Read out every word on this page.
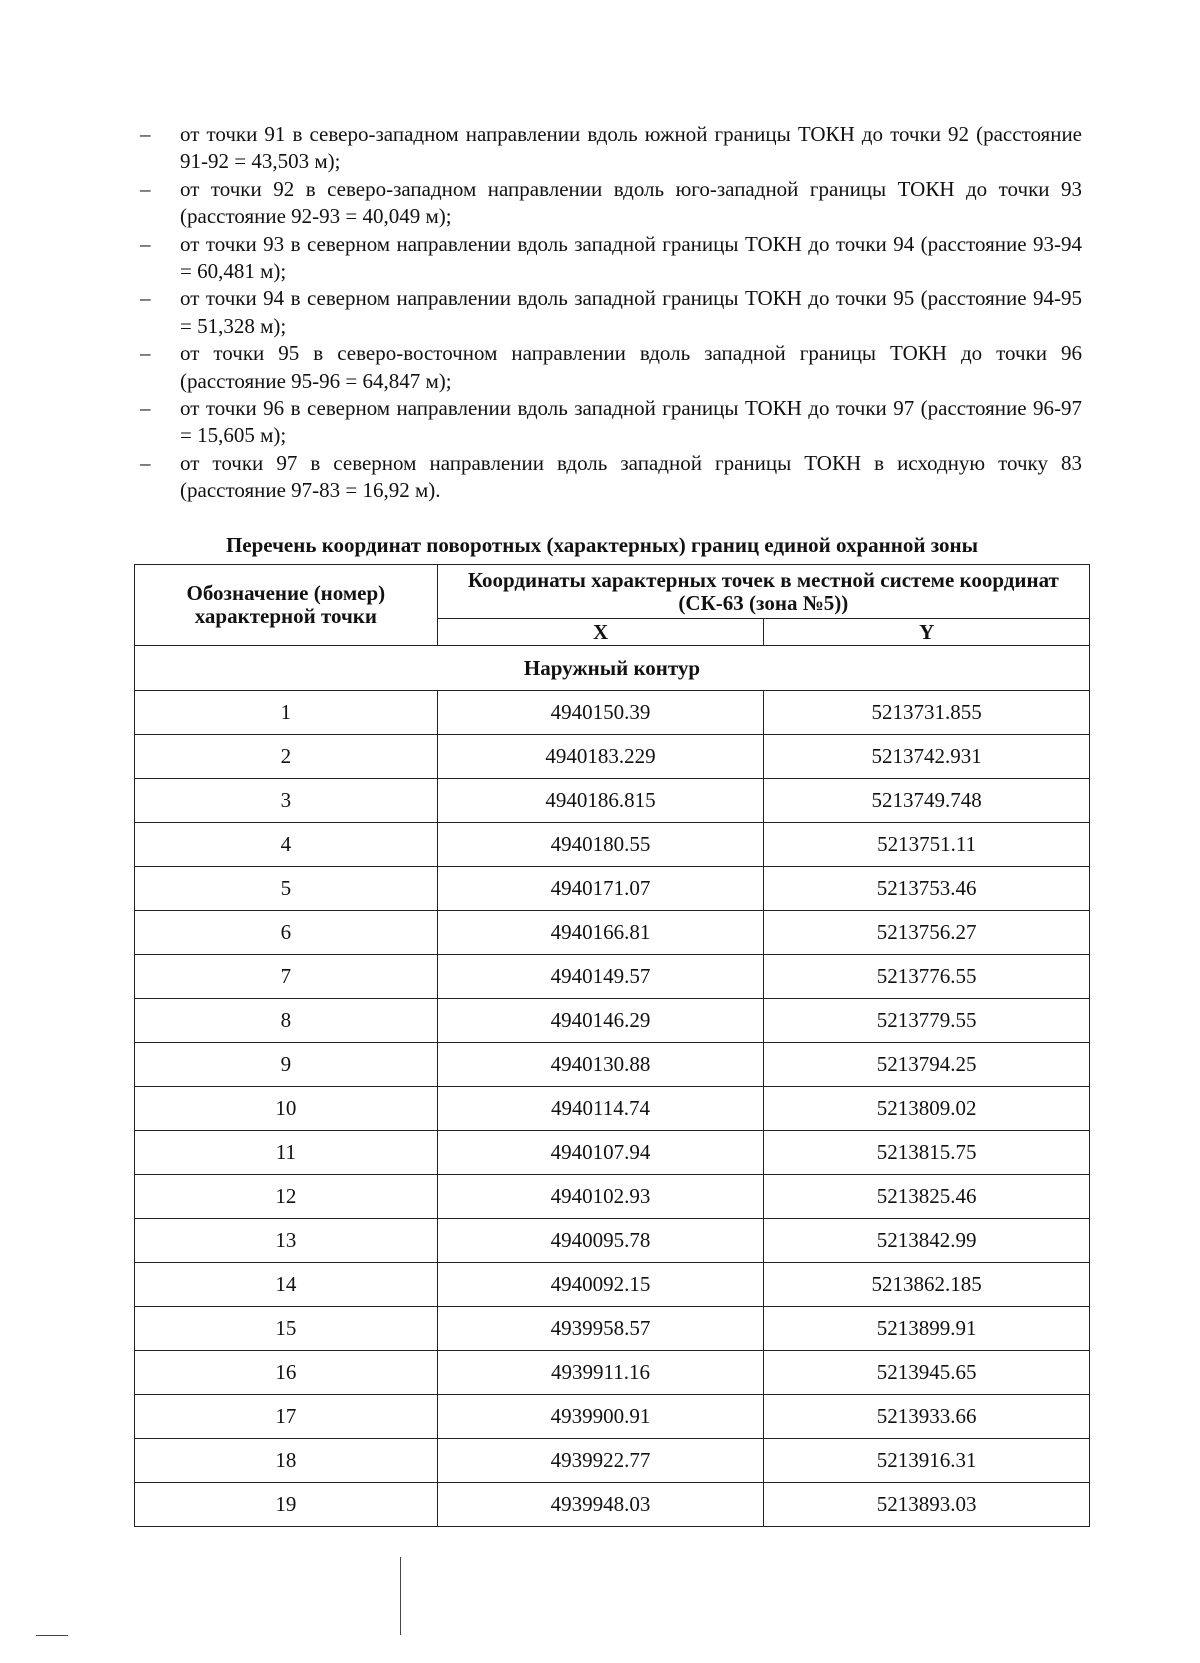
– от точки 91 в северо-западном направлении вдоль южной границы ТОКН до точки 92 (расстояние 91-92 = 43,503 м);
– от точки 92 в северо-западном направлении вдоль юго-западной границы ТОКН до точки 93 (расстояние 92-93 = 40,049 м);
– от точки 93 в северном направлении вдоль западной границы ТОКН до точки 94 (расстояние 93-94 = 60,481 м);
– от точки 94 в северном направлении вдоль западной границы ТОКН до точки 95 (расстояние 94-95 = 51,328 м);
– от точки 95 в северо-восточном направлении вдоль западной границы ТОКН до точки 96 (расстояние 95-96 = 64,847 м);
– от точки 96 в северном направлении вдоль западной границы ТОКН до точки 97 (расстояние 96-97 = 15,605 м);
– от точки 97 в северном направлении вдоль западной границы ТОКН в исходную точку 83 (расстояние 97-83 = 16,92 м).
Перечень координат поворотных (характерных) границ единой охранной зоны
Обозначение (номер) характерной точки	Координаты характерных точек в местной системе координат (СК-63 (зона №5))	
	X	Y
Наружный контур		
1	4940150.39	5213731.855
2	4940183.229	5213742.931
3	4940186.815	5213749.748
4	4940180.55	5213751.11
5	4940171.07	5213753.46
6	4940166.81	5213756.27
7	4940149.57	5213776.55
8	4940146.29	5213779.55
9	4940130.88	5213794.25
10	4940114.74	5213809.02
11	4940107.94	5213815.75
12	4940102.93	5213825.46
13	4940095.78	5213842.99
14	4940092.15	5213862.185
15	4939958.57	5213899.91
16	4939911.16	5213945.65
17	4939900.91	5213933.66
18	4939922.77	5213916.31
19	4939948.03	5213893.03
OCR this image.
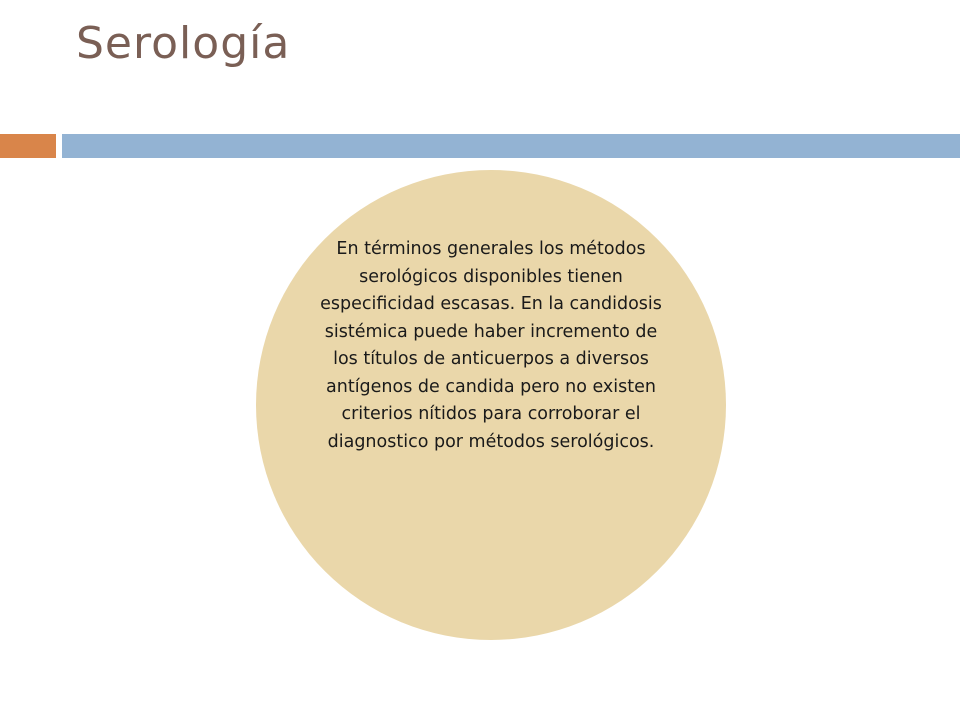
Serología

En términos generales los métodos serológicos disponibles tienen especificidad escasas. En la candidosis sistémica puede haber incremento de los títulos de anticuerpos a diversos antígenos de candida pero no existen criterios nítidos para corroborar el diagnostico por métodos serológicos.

- - - -

Only the lines from the one containing "OCR this image." through the last line of the records above should be repeated, exactly and without pictures.

OCR this image.
Serología

En términos generales los métodos serológicos disponibles tienen especificidad escasas. En la candidosis sistémica puede haber incremento de los títulos de anticuerpos a diversos antígenos de candida pero no existen criterios nítidos para corroborar el diagnostico por métodos serológicos.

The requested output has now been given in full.